[DATA]
============================================================

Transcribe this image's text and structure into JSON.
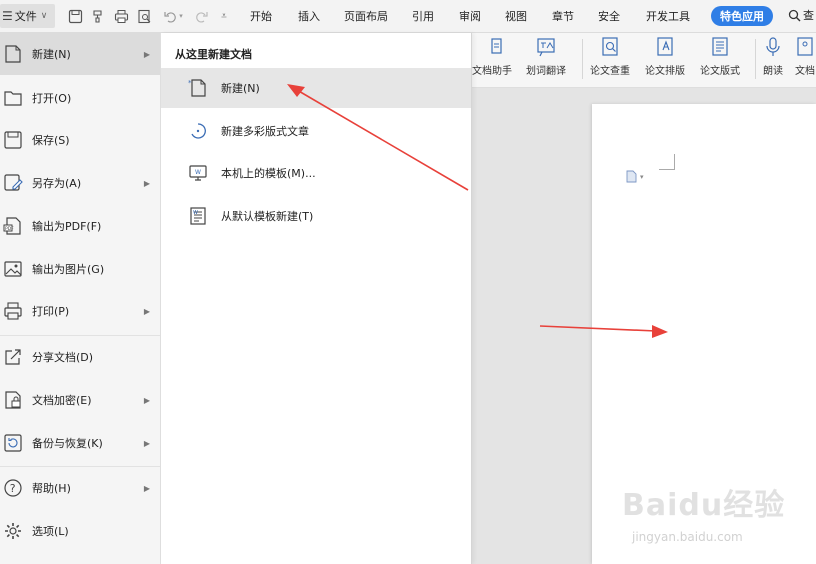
{
  "menubar": {
    "file_label": "文件",
    "items": [
      "开始",
      "插入",
      "页面布局",
      "引用",
      "审阅",
      "视图",
      "章节",
      "安全",
      "开发工具"
    ],
    "special_label": "特色应用",
    "search_label": "查"
  },
  "toolbar": {
    "tools": [
      "文档助手",
      "划词翻译",
      "论文查重",
      "论文排版",
      "论文版式",
      "朗读",
      "文档"
    ]
  },
  "leftmenu": {
    "items": [
      {
        "label": "新建(N)",
        "icon": "new-doc-icon",
        "has_arrow": true
      },
      {
        "label": "打开(O)",
        "icon": "folder-icon",
        "has_arrow": false
      },
      {
        "label": "保存(S)",
        "icon": "save-icon",
        "has_arrow": false
      },
      {
        "label": "另存为(A)",
        "icon": "save-as-icon",
        "has_arrow": true
      },
      {
        "label": "输出为PDF(F)",
        "icon": "pdf-icon",
        "has_arrow": false
      },
      {
        "label": "输出为图片(G)",
        "icon": "image-icon",
        "has_arrow": false
      },
      {
        "label": "打印(P)",
        "icon": "print-icon",
        "has_arrow": true
      },
      {
        "label": "分享文档(D)",
        "icon": "share-icon",
        "has_arrow": false
      },
      {
        "label": "文档加密(E)",
        "icon": "lock-doc-icon",
        "has_arrow": true
      },
      {
        "label": "备份与恢复(K)",
        "icon": "backup-icon",
        "has_arrow": true
      },
      {
        "label": "帮助(H)",
        "icon": "help-icon",
        "has_arrow": true
      },
      {
        "label": "选项(L)",
        "icon": "gear-icon",
        "has_arrow": false
      }
    ]
  },
  "submenu": {
    "title": "从这里新建文档",
    "items": [
      {
        "label": "新建(N)",
        "icon": "new-doc-icon"
      },
      {
        "label": "新建多彩版式文章",
        "icon": "colorful-layout-icon"
      },
      {
        "label": "本机上的模板(M)...",
        "icon": "local-template-icon"
      },
      {
        "label": "从默认模板新建(T)",
        "icon": "default-template-icon"
      }
    ]
  },
  "watermark": {
    "text": "Baidu经验",
    "url_text": "jingyan.baidu.com"
  },
  "colors": {
    "accent": "#2f7ee6",
    "arrow": "#e8413a"
  }
}
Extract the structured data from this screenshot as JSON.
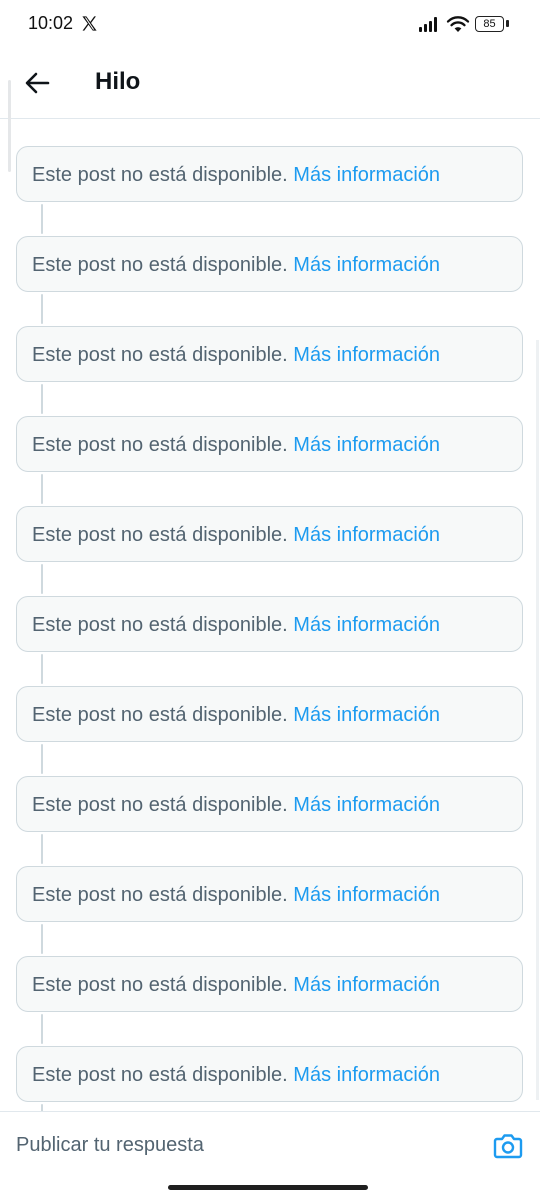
{
  "status_bar": {
    "time": "10:02",
    "app_icon": "x-logo-icon",
    "battery": "85"
  },
  "header": {
    "back_icon": "arrow-left-icon",
    "title": "Hilo"
  },
  "thread": {
    "posts": [
      {
        "message": "Este post no está disponible.",
        "link": "Más información"
      },
      {
        "message": "Este post no está disponible.",
        "link": "Más información"
      },
      {
        "message": "Este post no está disponible.",
        "link": "Más información"
      },
      {
        "message": "Este post no está disponible.",
        "link": "Más información"
      },
      {
        "message": "Este post no está disponible.",
        "link": "Más información"
      },
      {
        "message": "Este post no está disponible.",
        "link": "Más información"
      },
      {
        "message": "Este post no está disponible.",
        "link": "Más información"
      },
      {
        "message": "Este post no está disponible.",
        "link": "Más información"
      },
      {
        "message": "Este post no está disponible.",
        "link": "Más información"
      },
      {
        "message": "Este post no está disponible.",
        "link": "Más información"
      },
      {
        "message": "Este post no está disponible.",
        "link": "Más información"
      }
    ]
  },
  "reply_bar": {
    "placeholder": "Publicar tu respuesta",
    "camera_icon": "camera-icon"
  },
  "colors": {
    "accent": "#1d9bf0",
    "muted_text": "#536471",
    "card_background": "#f7f9f9",
    "border": "#cfd9de"
  }
}
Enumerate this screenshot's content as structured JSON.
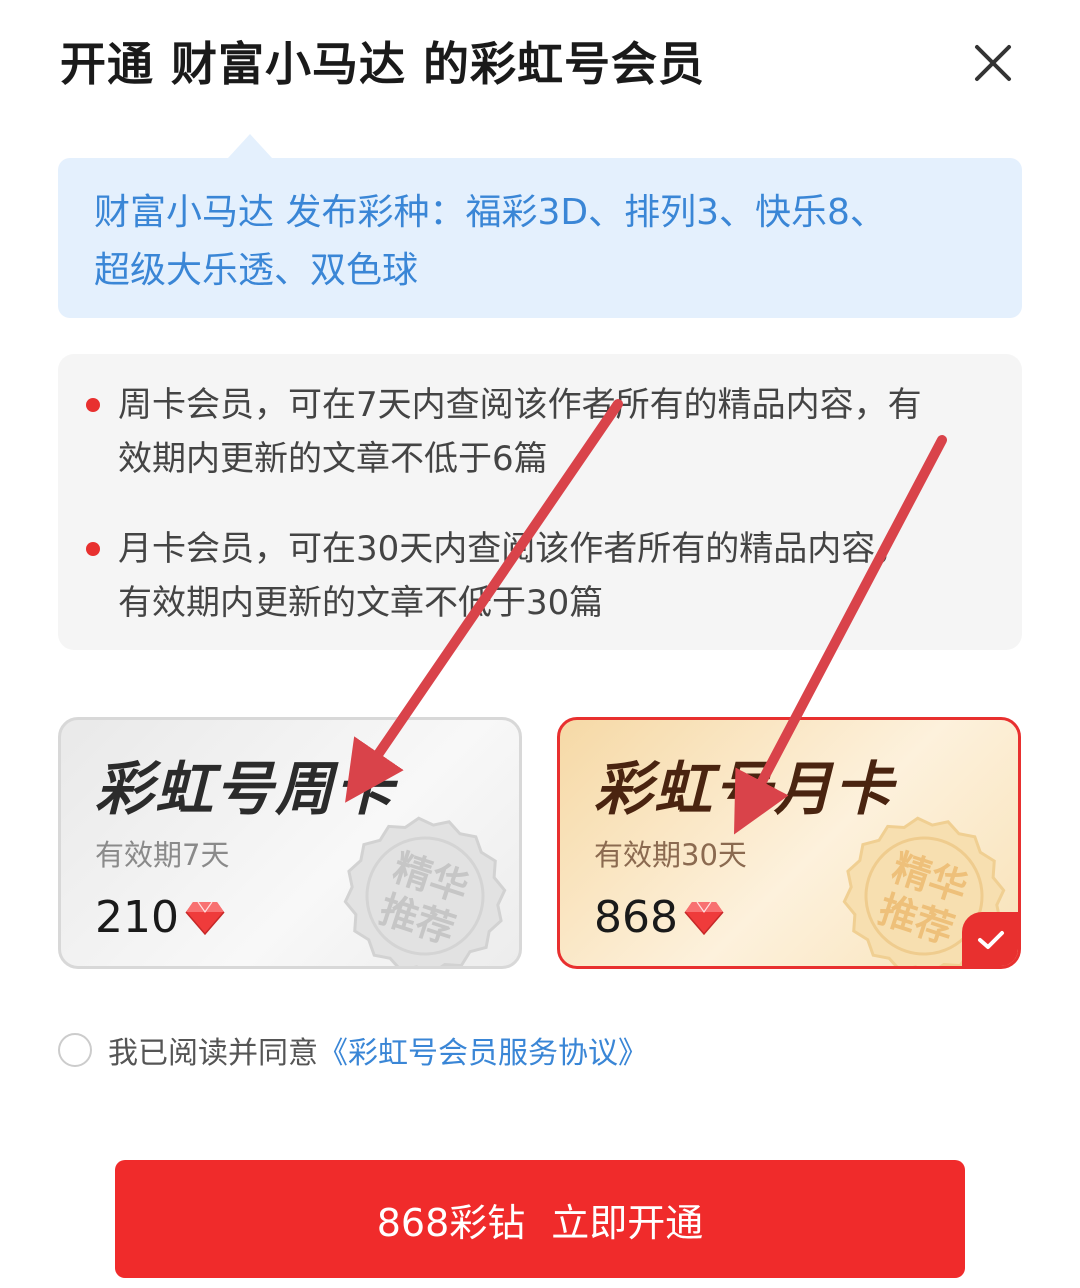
{
  "dialog": {
    "title": "开通 财富小马达 的彩虹号会员",
    "close_icon": "close-icon"
  },
  "info": {
    "line1": "财富小马达 发布彩种：福彩3D、排列3、快乐8、",
    "line2": "超级大乐透、双色球"
  },
  "rules": [
    {
      "line1": "周卡会员，可在7天内查阅该作者所有的精品内容，有",
      "line2": "效期内更新的文章不低于6篇"
    },
    {
      "line1": "月卡会员，可在30天内查阅该作者所有的精品内容，",
      "line2": "有效期内更新的文章不低于30篇"
    }
  ],
  "plans": [
    {
      "name": "彩虹号周卡",
      "validity": "有效期7天",
      "price": "210",
      "badge_line1": "精华",
      "badge_line2": "推荐",
      "selected": false
    },
    {
      "name": "彩虹号月卡",
      "validity": "有效期30天",
      "price": "868",
      "badge_line1": "精华",
      "badge_line2": "推荐",
      "selected": true
    }
  ],
  "agreement": {
    "checked": false,
    "text": "我已阅读并同意",
    "link": "《彩虹号会员服务协议》"
  },
  "cta": {
    "price_label": "868彩钻",
    "action_label": "立即开通"
  },
  "colors": {
    "accent": "#f02b2b",
    "link": "#3a86d6",
    "info_bg": "#e4f0fd",
    "arrow": "#d9434a"
  }
}
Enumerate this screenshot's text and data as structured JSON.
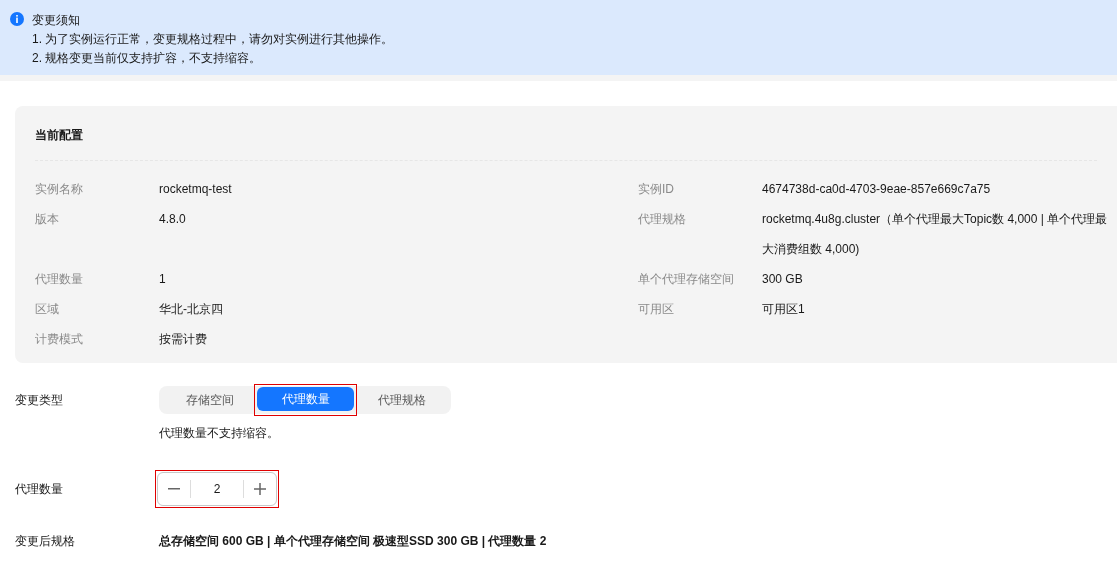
{
  "notice": {
    "title": "变更须知",
    "lines": [
      "1. 为了实例运行正常，变更规格过程中，请勿对实例进行其他操作。",
      "2. 规格变更当前仅支持扩容，不支持缩容。"
    ]
  },
  "current_config": {
    "title": "当前配置",
    "rows": [
      {
        "left": {
          "label": "实例名称",
          "value": "rocketmq-test"
        },
        "right": {
          "label": "实例ID",
          "value": "4674738d-ca0d-4703-9eae-857e669c7a75"
        }
      },
      {
        "left": {
          "label": "版本",
          "value": "4.8.0"
        },
        "right": {
          "label": "代理规格",
          "value": "rocketmq.4u8g.cluster（单个代理最大Topic数 4,000 | 单个代理最大消费组数 4,000)"
        }
      },
      {
        "left": {
          "label": "代理数量",
          "value": "1"
        },
        "right": {
          "label": "单个代理存储空间",
          "value": "300 GB"
        }
      },
      {
        "left": {
          "label": "区域",
          "value": "华北-北京四"
        },
        "right": {
          "label": "可用区",
          "value": "可用区1"
        }
      },
      {
        "left": {
          "label": "计费模式",
          "value": "按需计费"
        }
      }
    ]
  },
  "change_type": {
    "label": "变更类型",
    "tabs": [
      {
        "label": "存储空间",
        "selected": false,
        "highlighted": false
      },
      {
        "label": "代理数量",
        "selected": true,
        "highlighted": true
      },
      {
        "label": "代理规格",
        "selected": false,
        "highlighted": false
      }
    ],
    "hint": "代理数量不支持缩容。"
  },
  "broker_count": {
    "label": "代理数量",
    "value": "2",
    "highlighted": true
  },
  "new_spec": {
    "label": "变更后规格",
    "value": "总存储空间 600 GB | 单个代理存储空间 极速型SSD 300 GB | 代理数量 2"
  }
}
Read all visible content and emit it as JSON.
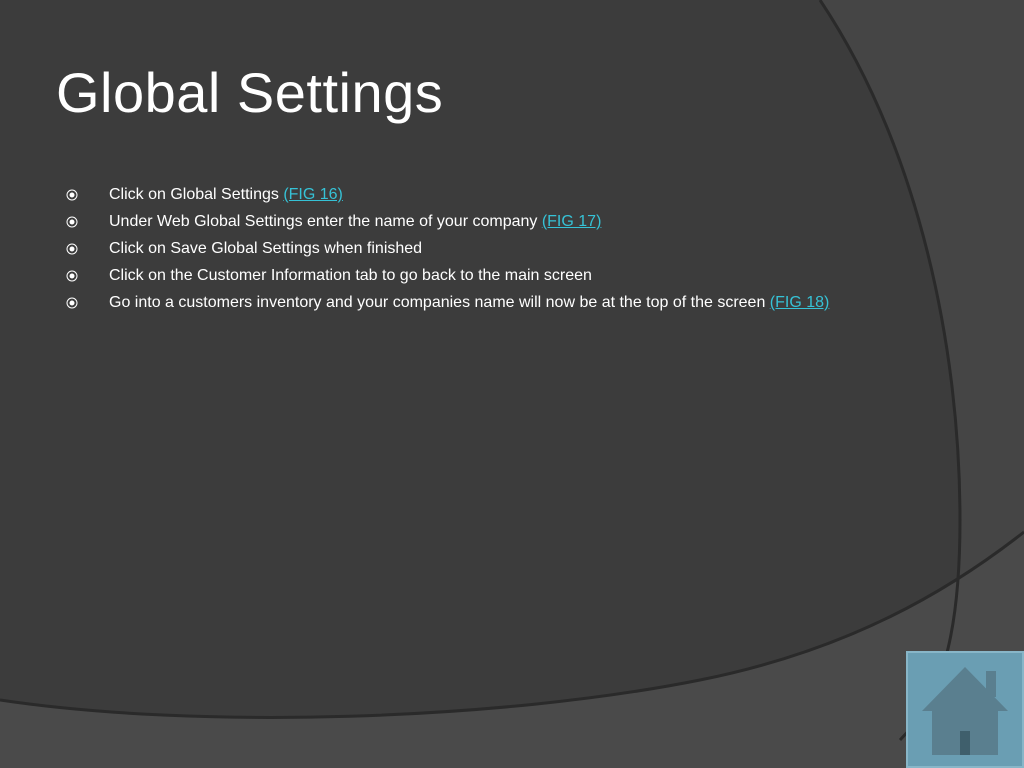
{
  "slide": {
    "title": "Global Settings",
    "items": [
      {
        "text": "Click on Global Settings ",
        "link": "(FIG 16)"
      },
      {
        "text": "Under Web Global Settings enter the name of your company ",
        "link": "(FIG 17)"
      },
      {
        "text": "Click on Save Global Settings when finished",
        "link": ""
      },
      {
        "text": "Click on the Customer Information tab to go back to the main screen",
        "link": ""
      },
      {
        "text": "Go into a customers inventory and your companies name will now be at the top of the screen ",
        "link": "(FIG 18)"
      }
    ]
  },
  "home_button": {
    "icon": "home-icon"
  },
  "colors": {
    "background": "#3b3b3b",
    "text": "#ffffff",
    "link": "#36c2d6",
    "home_button": "#6a9eb3"
  }
}
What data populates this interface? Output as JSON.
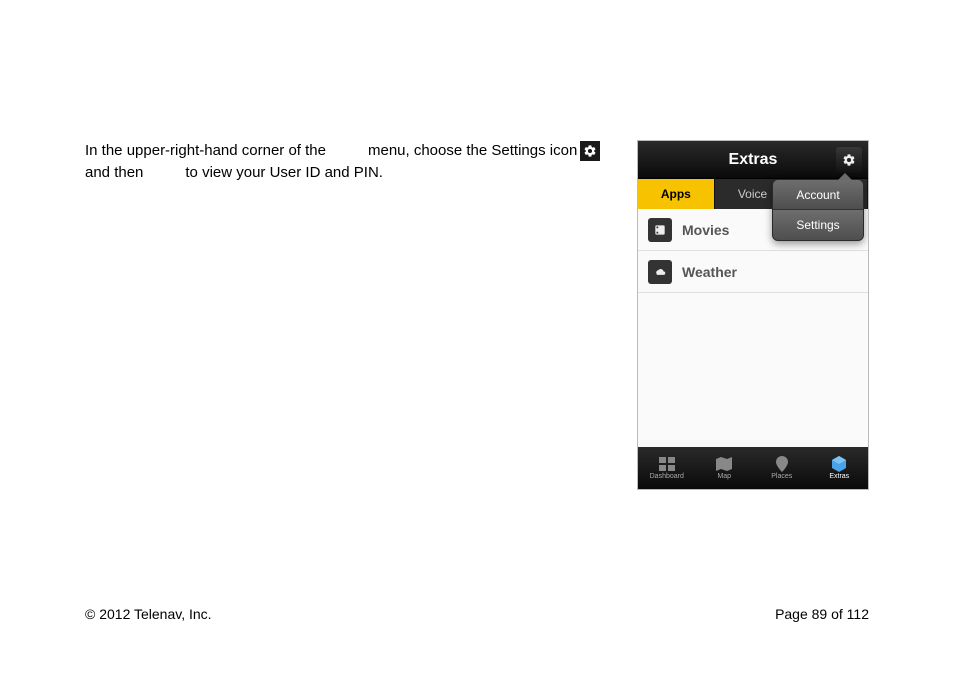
{
  "body": {
    "line1_a": "In the upper-right-hand corner of the ",
    "line1_b": " menu, choose the Settings icon",
    "line2_a": "and then ",
    "line2_b": " to view your User ID and PIN."
  },
  "phone": {
    "header_title": "Extras",
    "tabs": {
      "active": "Apps",
      "second": "Voice"
    },
    "dropdown": {
      "item1": "Account",
      "item2": "Settings"
    },
    "list": {
      "item1": "Movies",
      "item2": "Weather"
    },
    "nav": {
      "i1": "Dashboard",
      "i2": "Map",
      "i3": "Places",
      "i4": "Extras"
    }
  },
  "footer": {
    "copyright": "© 2012 Telenav, Inc.",
    "page": "Page 89 of 112"
  }
}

============================================================

[DIRECTIVE] Check each line of the data above for the string "Enumerate", then report how many lines have it, with no other words.

[OUTPUT OF THE EXERCISE] 2